## [Problem to solve]
Extract every line that contains the word "的相关答案".

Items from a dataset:
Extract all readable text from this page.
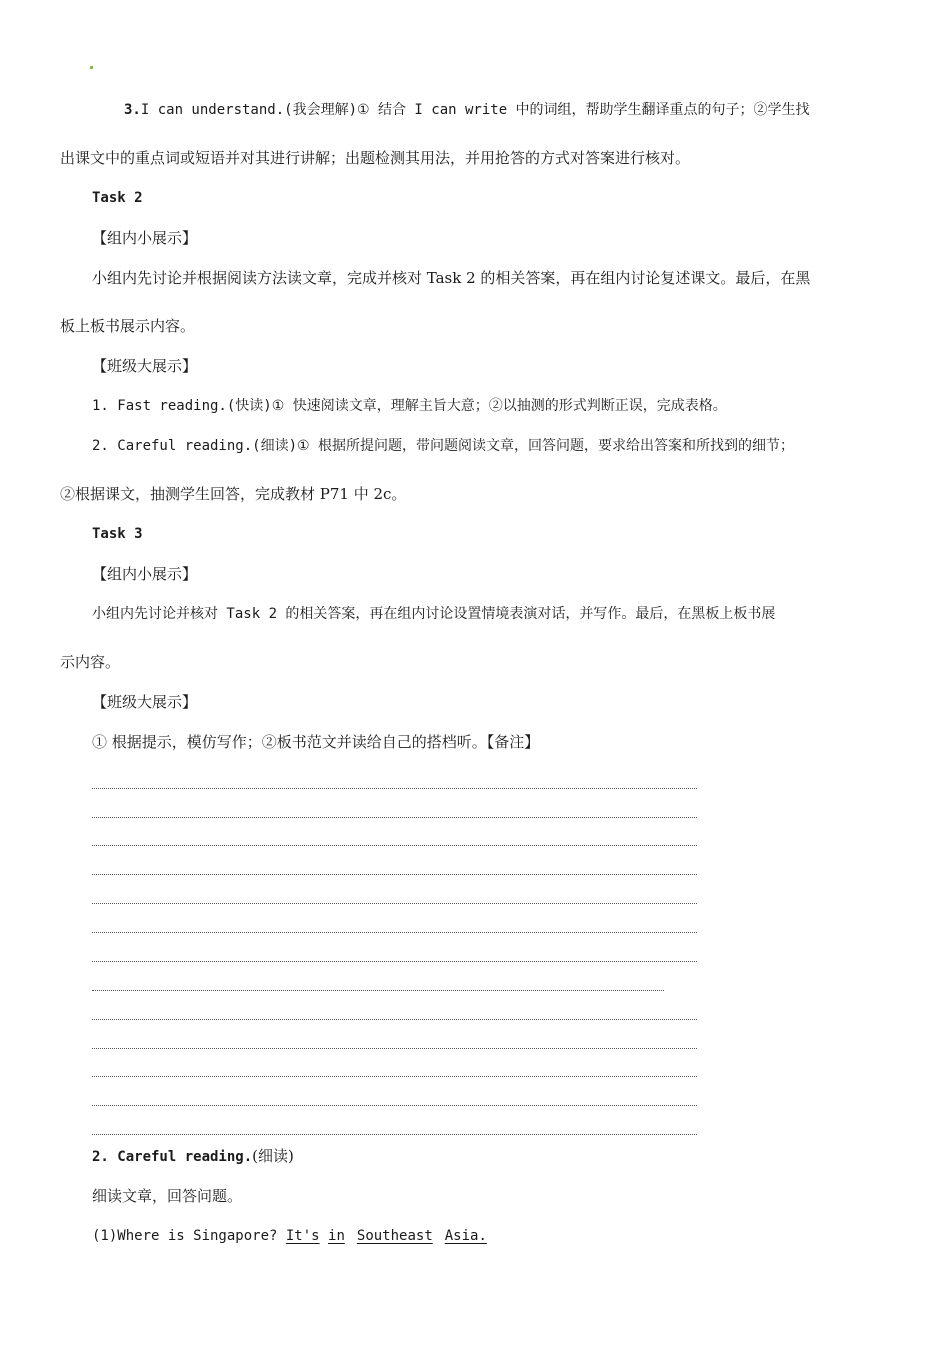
3.I can understand.(我会理解)① 结合 I can write 中的词组，帮助学生翻译重点的句子；②学生找
出课文中的重点词或短语并对其进行讲解；出题检测其用法，并用抢答的方式对答案进行核对。
Task 2
【组内小展示】
小组内先讨论并根据阅读方法读文章，完成并核对 Task 2 的相关答案，再在组内讨论复述课文。最后，在黑
板上板书展示内容。
【班级大展示】
1. Fast reading.(快读)① 快速阅读文章，理解主旨大意；②以抽测的形式判断正误，完成表格。
2. Careful reading.(细读)① 根据所提问题，带问题阅读文章，回答问题，要求给出答案和所找到的细节；
②根据课文，抽测学生回答，完成教材 P71 中 2c。
Task 3
【组内小展示】
小组内先讨论并核对 Task 2 的相关答案，再在组内讨论设置情境表演对话，并写作。最后，在黑板上板书展
示内容。
【班级大展示】
① 根据提示，模仿写作；②板书范文并读给自己的搭档听。【备注】
2. Careful reading.(细读)
细读文章，回答问题。
(1)Where is Singapore? It's in Southeast Asia.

## [Solution for this exercise]
小组内先讨论并根据阅读方法读文章，完成并核对 Task 2 的相关答案，再在组内讨论复述课文。最后，在黑
小组内先讨论并核对 Task 2 的相关答案，再在组内讨论设置情境表演对话，并写作。最后，在黑板上板书展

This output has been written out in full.